* [WHAT THE EXERCISE ASKS] Write out each line that follows exactly as it stands, without the pictures.

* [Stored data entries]

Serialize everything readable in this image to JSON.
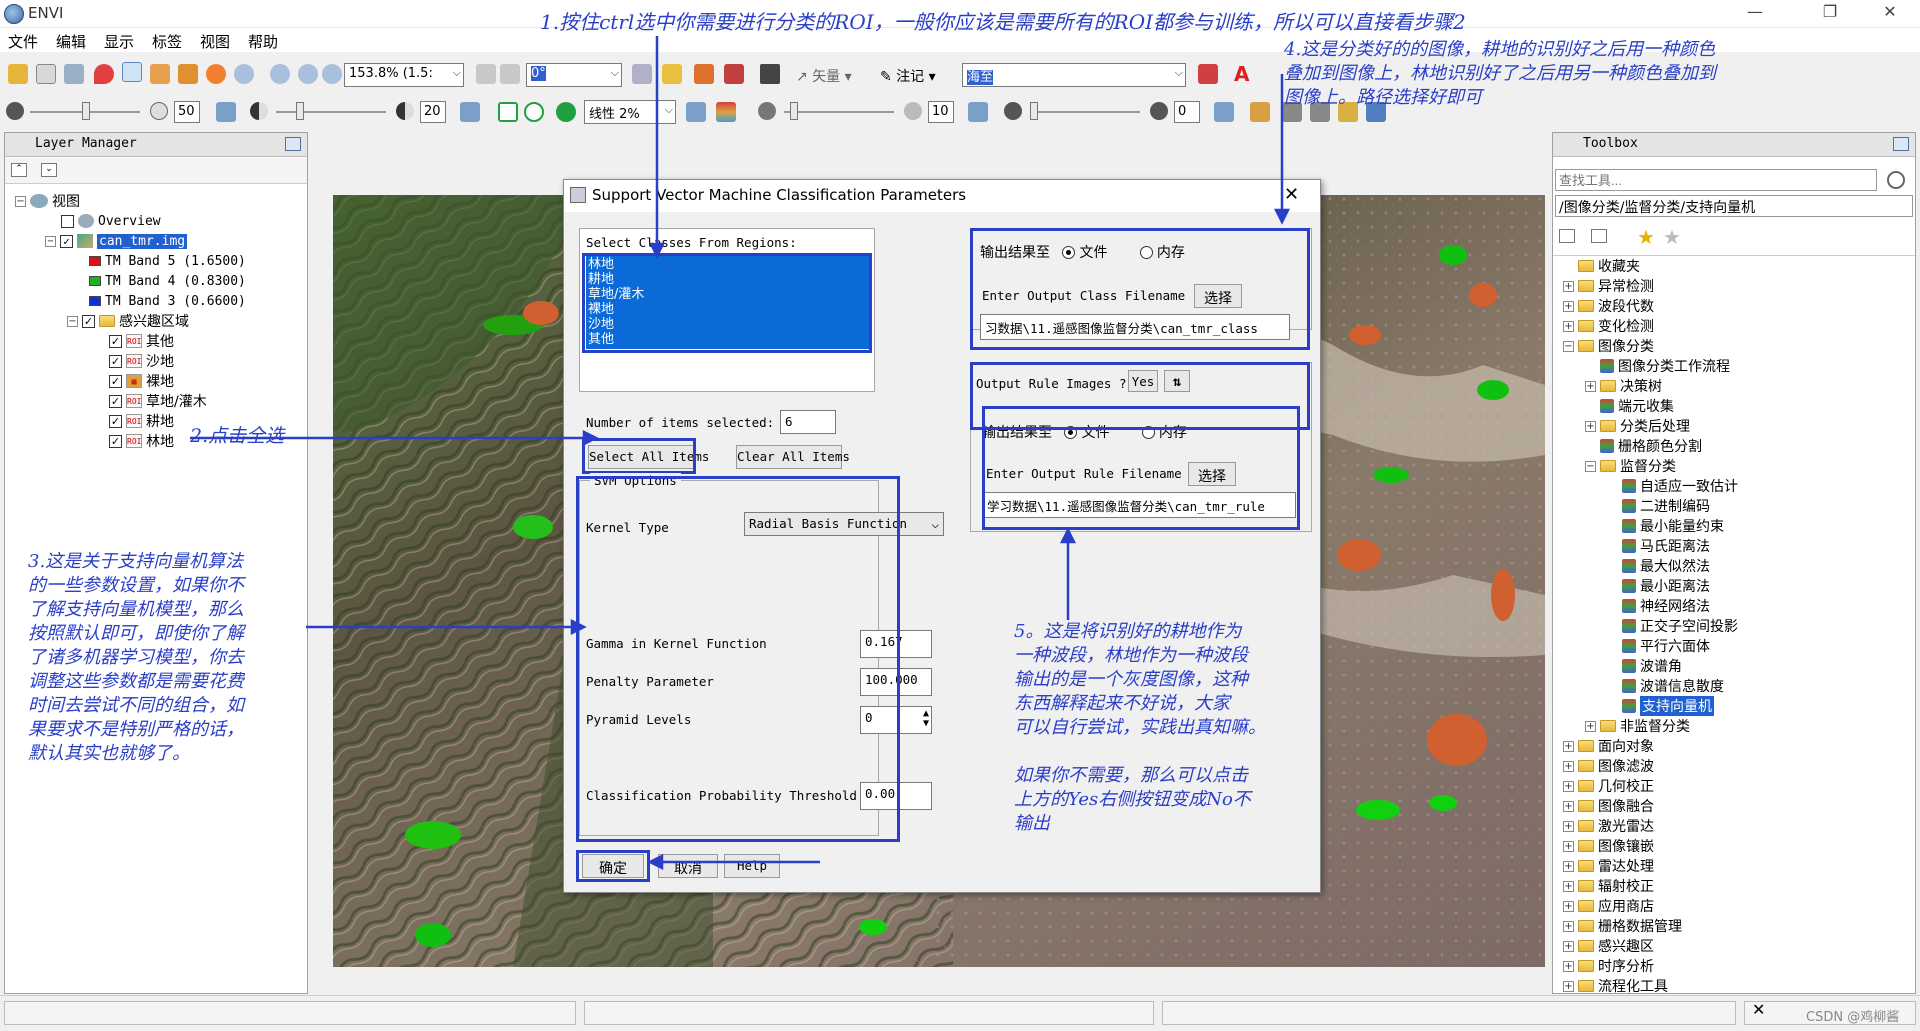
{
  "app": {
    "title": "ENVI"
  },
  "menu": [
    "文件",
    "编辑",
    "显示",
    "标签",
    "视图",
    "帮助"
  ],
  "toolbar1": {
    "zoom": "153.8% (1.5:",
    "rotate": "0°",
    "vector_label": "矢量",
    "annotation_label": "注记",
    "search_value": "海至"
  },
  "toolbar2": {
    "brightness": "50",
    "contrast": "20",
    "stretch": "线性 2%",
    "sharpen": "10",
    "transparency": "0"
  },
  "layer_manager": {
    "title": "Layer Manager",
    "root": "视图",
    "overview": "Overview",
    "file": "can_tmr.img",
    "bands": [
      "TM Band 5 (1.6500)",
      "TM Band 4 (0.8300)",
      "TM Band 3 (0.6600)"
    ],
    "band_colors": [
      "#e01010",
      "#20b020",
      "#1030d0"
    ],
    "roi_group": "感兴趣区域",
    "rois": [
      "其他",
      "沙地",
      "裸地",
      "草地/灌木",
      "耕地",
      "林地"
    ]
  },
  "toolbox": {
    "title": "Toolbox",
    "search_placeholder": "查找工具...",
    "path": "/图像分类/监督分类/支持向量机",
    "top_folders": [
      "收藏夹",
      "异常检测",
      "波段代数",
      "变化检测",
      "图像分类"
    ],
    "classification_children": [
      "图像分类工作流程",
      "决策树",
      "端元收集",
      "分类后处理",
      "栅格颜色分割",
      "监督分类"
    ],
    "supervised": [
      "自适应一致估计",
      "二进制编码",
      "最小能量约束",
      "马氏距离法",
      "最大似然法",
      "最小距离法",
      "神经网络法",
      "正交子空间投影",
      "平行六面体",
      "波谱角",
      "波谱信息散度",
      "支持向量机"
    ],
    "after_supervised": "非监督分类",
    "bottom_folders": [
      "面向对象",
      "图像滤波",
      "几何校正",
      "图像融合",
      "激光雷达",
      "图像镶嵌",
      "雷达处理",
      "辐射校正",
      "应用商店",
      "栅格数据管理",
      "感兴趣区",
      "时序分析",
      "流程化工具"
    ]
  },
  "dialog": {
    "title": "Support Vector Machine Classification Parameters",
    "select_classes_label": "Select Classes From Regions:",
    "classes": [
      "林地",
      "耕地",
      "草地/灌木",
      "裸地",
      "沙地",
      "其他"
    ],
    "items_selected_label": "Number of items selected:",
    "items_selected": "6",
    "select_all": "Select All Items",
    "clear_all": "Clear All Items",
    "svm_options": "SVM Options",
    "kernel_label": "Kernel Type",
    "kernel_value": "Radial Basis Function",
    "gamma_label": "Gamma in Kernel Function",
    "gamma_value": "0.167",
    "penalty_label": "Penalty Parameter",
    "penalty_value": "100.000",
    "pyramid_label": "Pyramid Levels",
    "pyramid_value": "0",
    "threshold_label": "Classification Probability Threshold",
    "threshold_value": "0.00",
    "output_to": "输出结果至",
    "file_opt": "文件",
    "mem_opt": "内存",
    "class_filename_label": "Enter Output Class Filename",
    "choose": "选择",
    "class_filename": "习数据\\11.遥感图像监督分类\\can_tmr_class",
    "rule_images_label": "Output Rule Images ?",
    "rule_images_value": "Yes",
    "rule_filename_label": "Enter Output Rule Filename",
    "rule_filename": "学习数据\\11.遥感图像监督分类\\can_tmr_rule",
    "ok": "确定",
    "cancel": "取消",
    "help": "Help"
  },
  "annotations": {
    "note1": "1.按住ctrl选中你需要进行分类的ROI，一般你应该是需要所有的ROI都参与训练，所以可以直接看步骤2",
    "note2": "2.点击全选",
    "note3": "3.这是关于支持向量机算法\n的一些参数设置，如果你不\n了解支持向量机模型，那么\n按照默认即可，即使你了解\n了诸多机器学习模型，你去\n调整这些参数都是需要花费\n时间去尝试不同的组合，如\n果要求不是特别严格的话，\n默认其实也就够了。",
    "note4": "4.这是分类好的的图像，耕地的识别好之后用一种颜色\n叠加到图像上，林地识别好了之后用另一种颜色叠加到\n图像上。路径选择好即可",
    "note5": "5。这是将识别好的耕地作为\n一种波段，林地作为一种波段\n输出的是一个灰度图像，这种\n东西解释起来不好说，大家\n可以自行尝试，实践出真知嘛。\n\n如果你不需要，那么可以点击\n上方的Yes右侧按钮变成No不\n输出",
    "watermark": "CSDN @鸡柳酱"
  }
}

* [FINISHED ANSWER]
Serialize everything readable in this image to JSON.
{
  "app": {
    "title": "ENVI"
  },
  "menu": [
    "文件",
    "编辑",
    "显示",
    "标签",
    "视图",
    "帮助"
  ],
  "toolbar1": {
    "zoom": "153.8% (1.5:",
    "rotate": "0°",
    "vector_label": "矢量",
    "annotation_label": "注记",
    "search_value": "海至"
  },
  "toolbar2": {
    "brightness": "50",
    "contrast": "20",
    "stretch": "线性 2%",
    "sharpen": "10",
    "transparency": "0"
  },
  "layer_manager": {
    "title": "Layer Manager",
    "root": "视图",
    "overview": "Overview",
    "file": "can_tmr.img",
    "bands": [
      "TM Band 5 (1.6500)",
      "TM Band 4 (0.8300)",
      "TM Band 3 (0.6600)"
    ],
    "band_colors": [
      "#e01010",
      "#20b020",
      "#1030d0"
    ],
    "roi_group": "感兴趣区域",
    "rois": [
      "其他",
      "沙地",
      "裸地",
      "草地/灌木",
      "耕地",
      "林地"
    ]
  },
  "toolbox": {
    "title": "Toolbox",
    "search_placeholder": "查找工具...",
    "path": "/图像分类/监督分类/支持向量机",
    "top_folders": [
      "收藏夹",
      "异常检测",
      "波段代数",
      "变化检测",
      "图像分类"
    ],
    "classification_children": [
      "图像分类工作流程",
      "决策树",
      "端元收集",
      "分类后处理",
      "栅格颜色分割",
      "监督分类"
    ],
    "supervised": [
      "自适应一致估计",
      "二进制编码",
      "最小能量约束",
      "马氏距离法",
      "最大似然法",
      "最小距离法",
      "神经网络法",
      "正交子空间投影",
      "平行六面体",
      "波谱角",
      "波谱信息散度",
      "支持向量机"
    ],
    "after_supervised": "非监督分类",
    "bottom_folders": [
      "面向对象",
      "图像滤波",
      "几何校正",
      "图像融合",
      "激光雷达",
      "图像镶嵌",
      "雷达处理",
      "辐射校正",
      "应用商店",
      "栅格数据管理",
      "感兴趣区",
      "时序分析",
      "流程化工具"
    ]
  },
  "dialog": {
    "title": "Support Vector Machine Classification Parameters",
    "select_classes_label": "Select Classes From Regions:",
    "classes": [
      "林地",
      "耕地",
      "草地/灌木",
      "裸地",
      "沙地",
      "其他"
    ],
    "items_selected_label": "Number of items selected:",
    "items_selected": "6",
    "select_all": "Select All Items",
    "clear_all": "Clear All Items",
    "svm_options": "SVM Options",
    "kernel_label": "Kernel Type",
    "kernel_value": "Radial Basis Function",
    "gamma_label": "Gamma in Kernel Function",
    "gamma_value": "0.167",
    "penalty_label": "Penalty Parameter",
    "penalty_value": "100.000",
    "pyramid_label": "Pyramid Levels",
    "pyramid_value": "0",
    "threshold_label": "Classification Probability Threshold",
    "threshold_value": "0.00",
    "output_to": "输出结果至",
    "file_opt": "文件",
    "mem_opt": "内存",
    "class_filename_label": "Enter Output Class Filename",
    "choose": "选择",
    "class_filename": "习数据\\11.遥感图像监督分类\\can_tmr_class",
    "rule_images_label": "Output Rule Images ?",
    "rule_images_value": "Yes",
    "rule_filename_label": "Enter Output Rule Filename",
    "rule_filename": "学习数据\\11.遥感图像监督分类\\can_tmr_rule",
    "ok": "确定",
    "cancel": "取消",
    "help": "Help"
  },
  "annotations": {
    "note1": "1.按住ctrl选中你需要进行分类的ROI，一般你应该是需要所有的ROI都参与训练，所以可以直接看步骤2",
    "note2": "2.点击全选",
    "note3": "3.这是关于支持向量机算法\n的一些参数设置，如果你不\n了解支持向量机模型，那么\n按照默认即可，即使你了解\n了诸多机器学习模型，你去\n调整这些参数都是需要花费\n时间去尝试不同的组合，如\n果要求不是特别严格的话，\n默认其实也就够了。",
    "note4": "4.这是分类好的的图像，耕地的识别好之后用一种颜色\n叠加到图像上，林地识别好了之后用另一种颜色叠加到\n图像上。路径选择好即可",
    "note5": "5。这是将识别好的耕地作为\n一种波段，林地作为一种波段\n输出的是一个灰度图像，这种\n东西解释起来不好说，大家\n可以自行尝试，实践出真知嘛。\n\n如果你不需要，那么可以点击\n上方的Yes右侧按钮变成No不\n输出",
    "watermark": "CSDN @鸡柳酱"
  }
}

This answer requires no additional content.